### SUPPLIED MATERIAL
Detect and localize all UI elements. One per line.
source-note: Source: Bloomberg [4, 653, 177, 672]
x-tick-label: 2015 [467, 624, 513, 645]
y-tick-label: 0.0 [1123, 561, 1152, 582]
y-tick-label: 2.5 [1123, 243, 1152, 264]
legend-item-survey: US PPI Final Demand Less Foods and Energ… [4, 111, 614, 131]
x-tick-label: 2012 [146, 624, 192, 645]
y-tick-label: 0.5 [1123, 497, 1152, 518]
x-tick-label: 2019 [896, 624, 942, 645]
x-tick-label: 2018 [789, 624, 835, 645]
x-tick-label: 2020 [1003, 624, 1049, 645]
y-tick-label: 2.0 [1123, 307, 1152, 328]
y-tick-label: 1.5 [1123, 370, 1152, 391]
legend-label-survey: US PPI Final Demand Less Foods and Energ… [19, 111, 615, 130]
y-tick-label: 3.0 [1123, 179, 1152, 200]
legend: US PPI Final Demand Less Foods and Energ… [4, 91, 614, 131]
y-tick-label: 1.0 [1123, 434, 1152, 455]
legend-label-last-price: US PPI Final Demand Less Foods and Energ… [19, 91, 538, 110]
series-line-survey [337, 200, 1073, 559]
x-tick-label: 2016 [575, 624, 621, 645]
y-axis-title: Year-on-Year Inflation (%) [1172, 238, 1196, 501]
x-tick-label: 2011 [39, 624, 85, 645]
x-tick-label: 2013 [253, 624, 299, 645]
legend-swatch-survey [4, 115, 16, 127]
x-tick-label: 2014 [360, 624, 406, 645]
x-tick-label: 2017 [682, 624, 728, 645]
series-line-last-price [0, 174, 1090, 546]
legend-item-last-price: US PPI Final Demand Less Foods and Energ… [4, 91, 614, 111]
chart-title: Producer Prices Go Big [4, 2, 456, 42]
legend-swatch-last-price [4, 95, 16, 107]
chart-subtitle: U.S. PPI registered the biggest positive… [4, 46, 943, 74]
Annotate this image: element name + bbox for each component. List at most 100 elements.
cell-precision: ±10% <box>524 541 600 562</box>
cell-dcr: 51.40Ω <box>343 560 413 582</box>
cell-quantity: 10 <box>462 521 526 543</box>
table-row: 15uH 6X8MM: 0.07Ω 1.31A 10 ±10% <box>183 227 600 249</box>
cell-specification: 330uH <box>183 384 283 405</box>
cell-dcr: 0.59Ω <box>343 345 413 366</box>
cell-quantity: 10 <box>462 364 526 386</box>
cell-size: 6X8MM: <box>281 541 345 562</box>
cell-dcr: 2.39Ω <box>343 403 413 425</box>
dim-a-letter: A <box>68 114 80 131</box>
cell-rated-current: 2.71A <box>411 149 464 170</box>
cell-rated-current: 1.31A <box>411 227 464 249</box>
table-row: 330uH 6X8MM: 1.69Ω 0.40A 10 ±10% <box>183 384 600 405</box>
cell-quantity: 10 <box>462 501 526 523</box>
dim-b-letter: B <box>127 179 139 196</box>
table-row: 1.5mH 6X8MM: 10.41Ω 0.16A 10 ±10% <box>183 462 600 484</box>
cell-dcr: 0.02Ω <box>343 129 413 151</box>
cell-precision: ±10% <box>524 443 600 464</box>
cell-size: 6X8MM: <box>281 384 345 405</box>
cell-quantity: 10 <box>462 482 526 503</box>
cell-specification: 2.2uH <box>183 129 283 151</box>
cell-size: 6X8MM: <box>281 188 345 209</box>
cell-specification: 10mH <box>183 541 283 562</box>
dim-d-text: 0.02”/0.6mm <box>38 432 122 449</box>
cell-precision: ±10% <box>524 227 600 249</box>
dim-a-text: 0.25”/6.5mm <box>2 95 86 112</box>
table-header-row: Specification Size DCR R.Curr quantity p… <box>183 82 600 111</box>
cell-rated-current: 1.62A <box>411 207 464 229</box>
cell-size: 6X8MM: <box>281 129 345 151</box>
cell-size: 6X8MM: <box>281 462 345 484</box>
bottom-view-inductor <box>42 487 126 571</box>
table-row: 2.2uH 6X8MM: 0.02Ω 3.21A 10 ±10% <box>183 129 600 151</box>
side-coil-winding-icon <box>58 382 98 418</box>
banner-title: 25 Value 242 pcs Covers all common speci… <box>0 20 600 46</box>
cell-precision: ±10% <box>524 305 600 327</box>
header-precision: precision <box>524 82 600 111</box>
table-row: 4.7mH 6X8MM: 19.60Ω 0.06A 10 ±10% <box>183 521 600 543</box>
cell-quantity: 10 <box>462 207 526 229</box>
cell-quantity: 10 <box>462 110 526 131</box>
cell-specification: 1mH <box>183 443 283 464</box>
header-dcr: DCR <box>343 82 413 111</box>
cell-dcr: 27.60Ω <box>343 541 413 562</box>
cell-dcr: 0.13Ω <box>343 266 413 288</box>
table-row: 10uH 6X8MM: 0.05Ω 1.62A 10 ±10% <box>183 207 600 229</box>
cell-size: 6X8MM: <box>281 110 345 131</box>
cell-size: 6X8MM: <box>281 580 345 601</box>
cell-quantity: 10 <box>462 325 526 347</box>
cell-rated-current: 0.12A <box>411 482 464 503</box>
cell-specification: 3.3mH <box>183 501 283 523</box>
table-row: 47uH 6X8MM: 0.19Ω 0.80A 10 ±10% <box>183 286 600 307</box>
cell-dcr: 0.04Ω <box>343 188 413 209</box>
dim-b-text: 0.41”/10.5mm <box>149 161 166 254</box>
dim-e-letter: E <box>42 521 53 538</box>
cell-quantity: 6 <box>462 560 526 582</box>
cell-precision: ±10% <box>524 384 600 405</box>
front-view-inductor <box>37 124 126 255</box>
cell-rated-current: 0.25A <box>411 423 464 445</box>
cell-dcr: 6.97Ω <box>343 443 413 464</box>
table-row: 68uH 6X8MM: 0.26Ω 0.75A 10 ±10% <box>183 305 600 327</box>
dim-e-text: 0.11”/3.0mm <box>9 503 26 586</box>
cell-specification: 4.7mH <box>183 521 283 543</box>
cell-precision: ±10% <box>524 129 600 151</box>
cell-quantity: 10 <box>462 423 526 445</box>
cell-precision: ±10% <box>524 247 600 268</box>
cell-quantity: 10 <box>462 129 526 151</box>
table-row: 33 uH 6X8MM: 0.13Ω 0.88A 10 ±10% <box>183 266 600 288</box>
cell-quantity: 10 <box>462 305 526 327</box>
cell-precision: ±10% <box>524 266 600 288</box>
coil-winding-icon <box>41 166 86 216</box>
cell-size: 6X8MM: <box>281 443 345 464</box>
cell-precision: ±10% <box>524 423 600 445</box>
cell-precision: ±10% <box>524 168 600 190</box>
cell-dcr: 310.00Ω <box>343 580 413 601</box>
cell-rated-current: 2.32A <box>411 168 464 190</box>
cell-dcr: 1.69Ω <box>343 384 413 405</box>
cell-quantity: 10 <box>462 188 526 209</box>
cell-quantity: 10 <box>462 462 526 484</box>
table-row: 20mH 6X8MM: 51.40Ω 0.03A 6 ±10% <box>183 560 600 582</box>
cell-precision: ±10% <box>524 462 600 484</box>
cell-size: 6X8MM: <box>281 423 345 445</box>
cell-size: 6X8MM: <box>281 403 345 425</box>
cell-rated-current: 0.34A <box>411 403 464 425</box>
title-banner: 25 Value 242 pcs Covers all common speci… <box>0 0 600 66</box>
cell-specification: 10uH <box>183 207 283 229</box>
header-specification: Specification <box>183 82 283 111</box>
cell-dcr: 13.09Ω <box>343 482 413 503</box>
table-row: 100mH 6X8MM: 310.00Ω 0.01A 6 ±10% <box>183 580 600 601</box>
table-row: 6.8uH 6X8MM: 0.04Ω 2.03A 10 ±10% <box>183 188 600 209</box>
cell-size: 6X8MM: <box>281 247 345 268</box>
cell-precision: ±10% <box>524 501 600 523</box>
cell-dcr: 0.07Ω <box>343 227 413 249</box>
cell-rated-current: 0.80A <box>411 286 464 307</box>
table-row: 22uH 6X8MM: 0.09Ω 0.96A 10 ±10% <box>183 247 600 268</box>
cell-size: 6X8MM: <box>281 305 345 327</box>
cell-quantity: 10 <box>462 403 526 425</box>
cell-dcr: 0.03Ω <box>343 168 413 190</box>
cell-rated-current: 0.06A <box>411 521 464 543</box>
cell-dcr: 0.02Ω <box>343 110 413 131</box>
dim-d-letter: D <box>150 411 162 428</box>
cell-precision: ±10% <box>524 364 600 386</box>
######
TASK TO CARRY OUT
Reproduce, character for character, every line from the first one through the line containing "cell-rated-current: 2.71A <box>411", including both.

RESPONSE
Detect and localize all UI elements. One per line.
source-note: Source: Bloomberg [4, 653, 177, 672]
x-tick-label: 2015 [467, 624, 513, 645]
y-tick-label: 0.0 [1123, 561, 1152, 582]
y-tick-label: 2.5 [1123, 243, 1152, 264]
legend-item-survey: US PPI Final Demand Less Foods and Energ… [4, 111, 614, 131]
x-tick-label: 2012 [146, 624, 192, 645]
y-tick-label: 0.5 [1123, 497, 1152, 518]
x-tick-label: 2019 [896, 624, 942, 645]
x-tick-label: 2018 [789, 624, 835, 645]
x-tick-label: 2020 [1003, 624, 1049, 645]
y-tick-label: 2.0 [1123, 307, 1152, 328]
y-tick-label: 1.5 [1123, 370, 1152, 391]
legend-label-survey: US PPI Final Demand Less Foods and Energ… [19, 111, 615, 130]
y-tick-label: 3.0 [1123, 179, 1152, 200]
legend: US PPI Final Demand Less Foods and Energ… [4, 91, 614, 131]
y-tick-label: 1.0 [1123, 434, 1152, 455]
legend-label-last-price: US PPI Final Demand Less Foods and Energ… [19, 91, 538, 110]
series-line-survey [337, 200, 1073, 559]
x-tick-label: 2016 [575, 624, 621, 645]
y-axis-title: Year-on-Year Inflation (%) [1172, 238, 1196, 501]
x-tick-label: 2011 [39, 624, 85, 645]
x-tick-label: 2013 [253, 624, 299, 645]
legend-swatch-survey [4, 115, 16, 127]
x-tick-label: 2014 [360, 624, 406, 645]
x-tick-label: 2017 [682, 624, 728, 645]
series-line-last-price [0, 174, 1090, 546]
legend-item-last-price: US PPI Final Demand Less Foods and Energ… [4, 91, 614, 111]
chart-title: Producer Prices Go Big [4, 2, 456, 42]
legend-swatch-last-price [4, 95, 16, 107]
chart-subtitle: U.S. PPI registered the biggest positive… [4, 46, 943, 74]
Annotate this image: element name + bbox for each component. List at most 100 elements.
cell-precision: ±10% <box>524 541 600 562</box>
cell-dcr: 51.40Ω <box>343 560 413 582</box>
cell-quantity: 10 <box>462 521 526 543</box>
table-row: 15uH 6X8MM: 0.07Ω 1.31A 10 ±10% <box>183 227 600 249</box>
cell-specification: 330uH <box>183 384 283 405</box>
cell-dcr: 0.59Ω <box>343 345 413 366</box>
cell-quantity: 10 <box>462 364 526 386</box>
cell-size: 6X8MM: <box>281 541 345 562</box>
cell-dcr: 2.39Ω <box>343 403 413 425</box>
dim-a-letter: A <box>68 114 80 131</box>
cell-rated-current: 2.71A <box>411 149 464 170</box>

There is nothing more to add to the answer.